====== EXERCISE MATERIAL ======
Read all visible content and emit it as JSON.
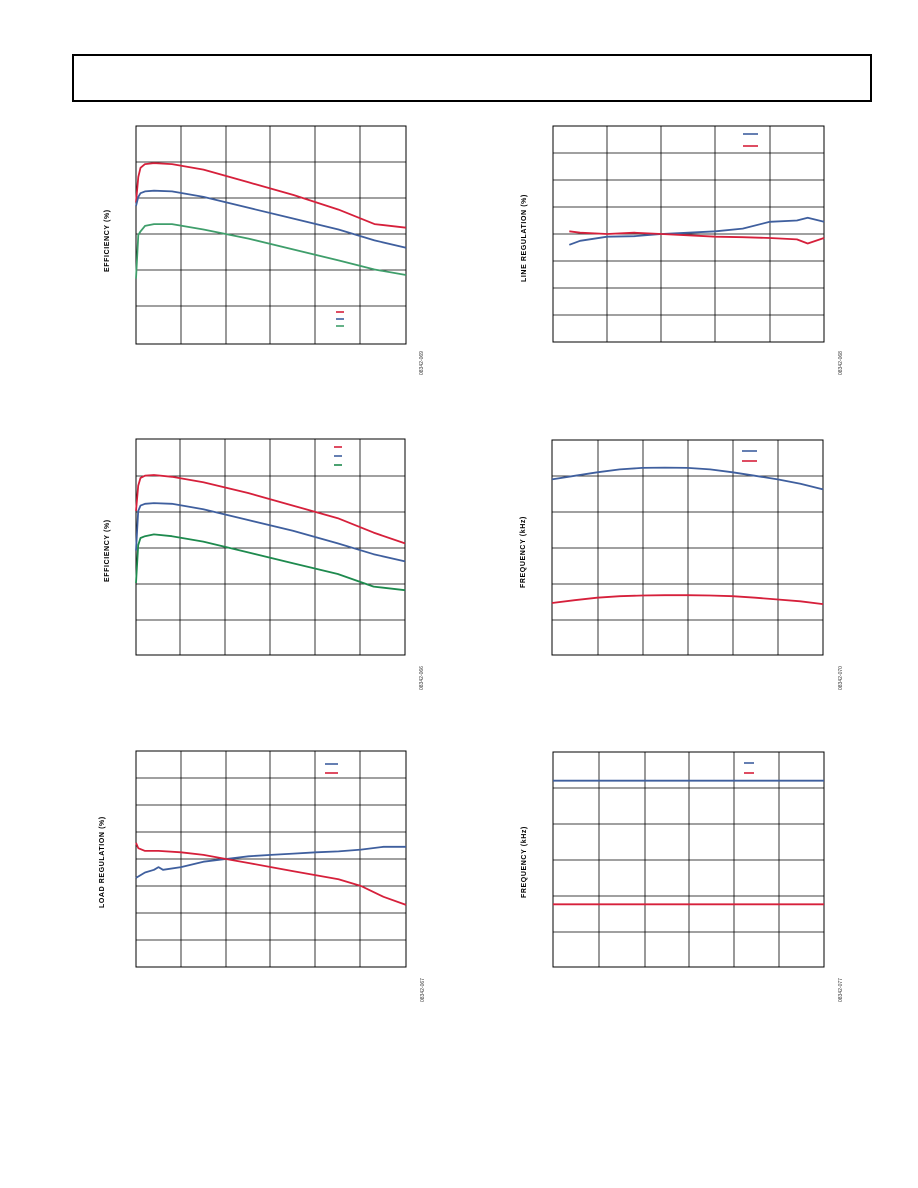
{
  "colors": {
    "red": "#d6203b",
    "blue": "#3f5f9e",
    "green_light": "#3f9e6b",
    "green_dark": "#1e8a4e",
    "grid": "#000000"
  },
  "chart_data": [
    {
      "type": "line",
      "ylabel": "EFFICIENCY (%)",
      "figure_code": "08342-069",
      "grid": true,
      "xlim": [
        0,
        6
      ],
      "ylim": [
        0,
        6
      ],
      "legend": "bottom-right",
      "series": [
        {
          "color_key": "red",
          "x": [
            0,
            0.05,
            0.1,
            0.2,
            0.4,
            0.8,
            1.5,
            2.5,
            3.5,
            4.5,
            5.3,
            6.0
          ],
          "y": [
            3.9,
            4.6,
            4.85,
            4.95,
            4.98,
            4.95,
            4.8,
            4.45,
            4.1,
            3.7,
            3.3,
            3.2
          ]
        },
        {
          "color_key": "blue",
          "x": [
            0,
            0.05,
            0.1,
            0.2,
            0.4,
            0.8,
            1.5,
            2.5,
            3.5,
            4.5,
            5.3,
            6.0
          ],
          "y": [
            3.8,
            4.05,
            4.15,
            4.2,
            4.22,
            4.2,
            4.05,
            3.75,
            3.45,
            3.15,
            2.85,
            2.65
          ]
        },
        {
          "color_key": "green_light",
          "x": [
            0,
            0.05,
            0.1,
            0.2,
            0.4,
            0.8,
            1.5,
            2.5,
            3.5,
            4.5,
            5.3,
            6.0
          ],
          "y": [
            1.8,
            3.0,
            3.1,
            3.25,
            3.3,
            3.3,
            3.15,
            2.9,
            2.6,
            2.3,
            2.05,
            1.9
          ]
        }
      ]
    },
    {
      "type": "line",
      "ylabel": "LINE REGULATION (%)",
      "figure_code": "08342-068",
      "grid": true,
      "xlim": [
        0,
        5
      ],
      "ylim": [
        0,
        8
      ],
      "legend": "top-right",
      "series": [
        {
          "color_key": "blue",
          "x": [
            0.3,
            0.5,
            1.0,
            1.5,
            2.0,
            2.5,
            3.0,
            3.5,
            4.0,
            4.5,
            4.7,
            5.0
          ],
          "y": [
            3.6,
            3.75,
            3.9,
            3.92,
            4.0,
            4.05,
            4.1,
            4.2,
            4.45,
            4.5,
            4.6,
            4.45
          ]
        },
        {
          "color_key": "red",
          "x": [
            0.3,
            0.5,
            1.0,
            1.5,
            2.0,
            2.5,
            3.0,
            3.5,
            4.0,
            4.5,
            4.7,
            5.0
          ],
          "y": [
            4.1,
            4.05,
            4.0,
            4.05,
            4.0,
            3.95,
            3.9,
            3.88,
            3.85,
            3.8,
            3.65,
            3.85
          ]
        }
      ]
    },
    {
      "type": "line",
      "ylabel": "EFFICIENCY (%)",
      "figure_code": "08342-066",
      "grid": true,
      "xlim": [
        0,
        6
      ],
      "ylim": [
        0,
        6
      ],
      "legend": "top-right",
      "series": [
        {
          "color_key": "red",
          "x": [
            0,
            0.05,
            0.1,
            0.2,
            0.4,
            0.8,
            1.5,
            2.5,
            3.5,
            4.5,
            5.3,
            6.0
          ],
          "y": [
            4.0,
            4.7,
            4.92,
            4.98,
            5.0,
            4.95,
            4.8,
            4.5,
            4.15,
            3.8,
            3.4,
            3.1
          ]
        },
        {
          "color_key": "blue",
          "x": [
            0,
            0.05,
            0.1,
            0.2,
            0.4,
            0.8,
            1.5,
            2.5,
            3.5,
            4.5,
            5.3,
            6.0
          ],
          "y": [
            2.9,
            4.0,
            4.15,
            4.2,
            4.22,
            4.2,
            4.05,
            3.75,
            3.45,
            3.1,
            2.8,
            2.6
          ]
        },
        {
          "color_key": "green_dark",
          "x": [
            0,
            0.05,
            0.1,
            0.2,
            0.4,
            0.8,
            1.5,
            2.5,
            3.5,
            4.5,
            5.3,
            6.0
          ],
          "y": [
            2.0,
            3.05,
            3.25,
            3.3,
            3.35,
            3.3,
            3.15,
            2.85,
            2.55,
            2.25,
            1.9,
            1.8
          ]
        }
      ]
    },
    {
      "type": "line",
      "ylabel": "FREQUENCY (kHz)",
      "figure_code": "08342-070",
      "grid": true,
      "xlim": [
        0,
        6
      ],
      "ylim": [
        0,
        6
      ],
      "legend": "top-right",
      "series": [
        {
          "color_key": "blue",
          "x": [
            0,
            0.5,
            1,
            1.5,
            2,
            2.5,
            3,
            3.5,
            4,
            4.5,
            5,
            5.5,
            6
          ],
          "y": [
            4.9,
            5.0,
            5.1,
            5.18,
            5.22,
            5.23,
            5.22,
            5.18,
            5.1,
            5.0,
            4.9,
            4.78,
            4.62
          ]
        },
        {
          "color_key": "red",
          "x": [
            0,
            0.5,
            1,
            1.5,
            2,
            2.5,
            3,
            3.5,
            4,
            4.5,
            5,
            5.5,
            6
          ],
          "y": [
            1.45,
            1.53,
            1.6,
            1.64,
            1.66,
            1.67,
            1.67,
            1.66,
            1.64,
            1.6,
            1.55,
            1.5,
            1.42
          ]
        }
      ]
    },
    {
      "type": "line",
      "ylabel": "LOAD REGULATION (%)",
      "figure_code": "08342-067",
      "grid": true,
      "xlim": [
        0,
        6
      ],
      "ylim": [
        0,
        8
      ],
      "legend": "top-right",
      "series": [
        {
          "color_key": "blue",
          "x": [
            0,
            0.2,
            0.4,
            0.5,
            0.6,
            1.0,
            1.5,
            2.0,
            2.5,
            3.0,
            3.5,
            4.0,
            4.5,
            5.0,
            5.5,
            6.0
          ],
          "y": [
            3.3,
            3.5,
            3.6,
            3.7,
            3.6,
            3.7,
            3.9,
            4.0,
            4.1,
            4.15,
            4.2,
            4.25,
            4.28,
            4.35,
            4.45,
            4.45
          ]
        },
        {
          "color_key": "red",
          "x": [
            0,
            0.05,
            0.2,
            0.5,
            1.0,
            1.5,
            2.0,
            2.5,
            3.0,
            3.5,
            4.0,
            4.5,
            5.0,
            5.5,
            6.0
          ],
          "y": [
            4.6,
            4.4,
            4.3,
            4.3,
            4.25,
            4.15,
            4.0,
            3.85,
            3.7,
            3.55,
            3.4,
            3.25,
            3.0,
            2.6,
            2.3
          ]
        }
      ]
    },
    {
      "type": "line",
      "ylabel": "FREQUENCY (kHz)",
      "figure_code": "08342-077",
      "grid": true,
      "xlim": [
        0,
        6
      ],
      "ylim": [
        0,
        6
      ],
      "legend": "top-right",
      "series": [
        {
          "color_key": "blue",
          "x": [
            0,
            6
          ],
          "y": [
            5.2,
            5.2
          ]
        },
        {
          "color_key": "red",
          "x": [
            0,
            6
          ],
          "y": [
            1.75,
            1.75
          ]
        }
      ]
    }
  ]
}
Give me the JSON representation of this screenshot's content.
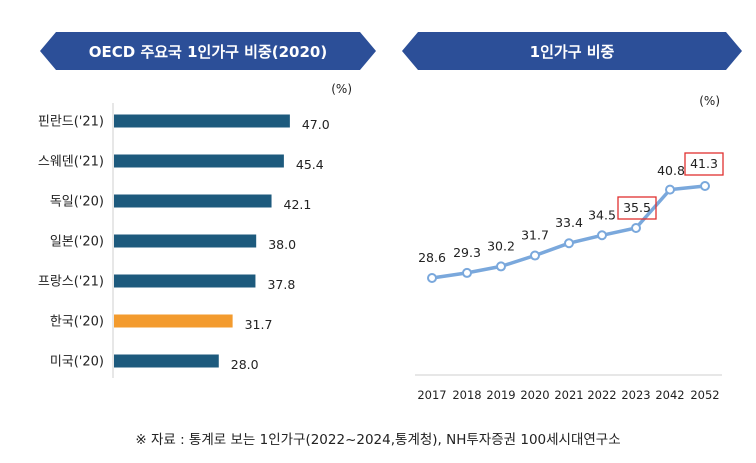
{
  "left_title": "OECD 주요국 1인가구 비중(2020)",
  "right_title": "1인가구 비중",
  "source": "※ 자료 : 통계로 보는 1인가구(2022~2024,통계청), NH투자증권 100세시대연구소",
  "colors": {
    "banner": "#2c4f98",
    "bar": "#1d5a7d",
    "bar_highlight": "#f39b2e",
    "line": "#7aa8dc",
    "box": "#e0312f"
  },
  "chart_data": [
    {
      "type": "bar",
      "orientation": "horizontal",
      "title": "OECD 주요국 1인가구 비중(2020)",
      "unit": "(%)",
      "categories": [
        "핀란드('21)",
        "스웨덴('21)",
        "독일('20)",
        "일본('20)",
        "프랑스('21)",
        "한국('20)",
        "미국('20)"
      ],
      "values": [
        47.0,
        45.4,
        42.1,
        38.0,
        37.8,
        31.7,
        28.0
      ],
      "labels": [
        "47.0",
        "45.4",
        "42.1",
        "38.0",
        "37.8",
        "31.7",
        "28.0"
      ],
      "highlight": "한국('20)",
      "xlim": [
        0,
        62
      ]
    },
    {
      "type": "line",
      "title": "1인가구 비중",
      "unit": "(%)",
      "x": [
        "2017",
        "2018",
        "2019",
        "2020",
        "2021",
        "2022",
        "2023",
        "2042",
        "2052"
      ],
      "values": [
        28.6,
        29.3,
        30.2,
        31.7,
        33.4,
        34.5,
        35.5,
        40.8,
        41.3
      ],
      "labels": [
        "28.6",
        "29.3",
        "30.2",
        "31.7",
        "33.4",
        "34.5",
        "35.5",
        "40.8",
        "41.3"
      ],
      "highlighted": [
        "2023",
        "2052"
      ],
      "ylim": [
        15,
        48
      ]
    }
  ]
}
======
◆ OBJECTIVE
Print exactly the span of lines that begins with the line containing "Give me the" and ends with the last line of the listing, with no pictures.

◆ SOLUTION BELOW
Give me the JSON representation of this screenshot's content.
{
  "left_title": "OECD 주요국 1인가구 비중(2020)",
  "right_title": "1인가구 비중",
  "source": "※ 자료 : 통계로 보는 1인가구(2022~2024,통계청), NH투자증권 100세시대연구소",
  "colors": {
    "banner": "#2c4f98",
    "bar": "#1d5a7d",
    "bar_highlight": "#f39b2e",
    "line": "#7aa8dc",
    "box": "#e0312f"
  },
  "chart_data": [
    {
      "type": "bar",
      "orientation": "horizontal",
      "title": "OECD 주요국 1인가구 비중(2020)",
      "unit": "(%)",
      "categories": [
        "핀란드('21)",
        "스웨덴('21)",
        "독일('20)",
        "일본('20)",
        "프랑스('21)",
        "한국('20)",
        "미국('20)"
      ],
      "values": [
        47.0,
        45.4,
        42.1,
        38.0,
        37.8,
        31.7,
        28.0
      ],
      "labels": [
        "47.0",
        "45.4",
        "42.1",
        "38.0",
        "37.8",
        "31.7",
        "28.0"
      ],
      "highlight": "한국('20)",
      "xlim": [
        0,
        62
      ]
    },
    {
      "type": "line",
      "title": "1인가구 비중",
      "unit": "(%)",
      "x": [
        "2017",
        "2018",
        "2019",
        "2020",
        "2021",
        "2022",
        "2023",
        "2042",
        "2052"
      ],
      "values": [
        28.6,
        29.3,
        30.2,
        31.7,
        33.4,
        34.5,
        35.5,
        40.8,
        41.3
      ],
      "labels": [
        "28.6",
        "29.3",
        "30.2",
        "31.7",
        "33.4",
        "34.5",
        "35.5",
        "40.8",
        "41.3"
      ],
      "highlighted": [
        "2023",
        "2052"
      ],
      "ylim": [
        15,
        48
      ]
    }
  ]
}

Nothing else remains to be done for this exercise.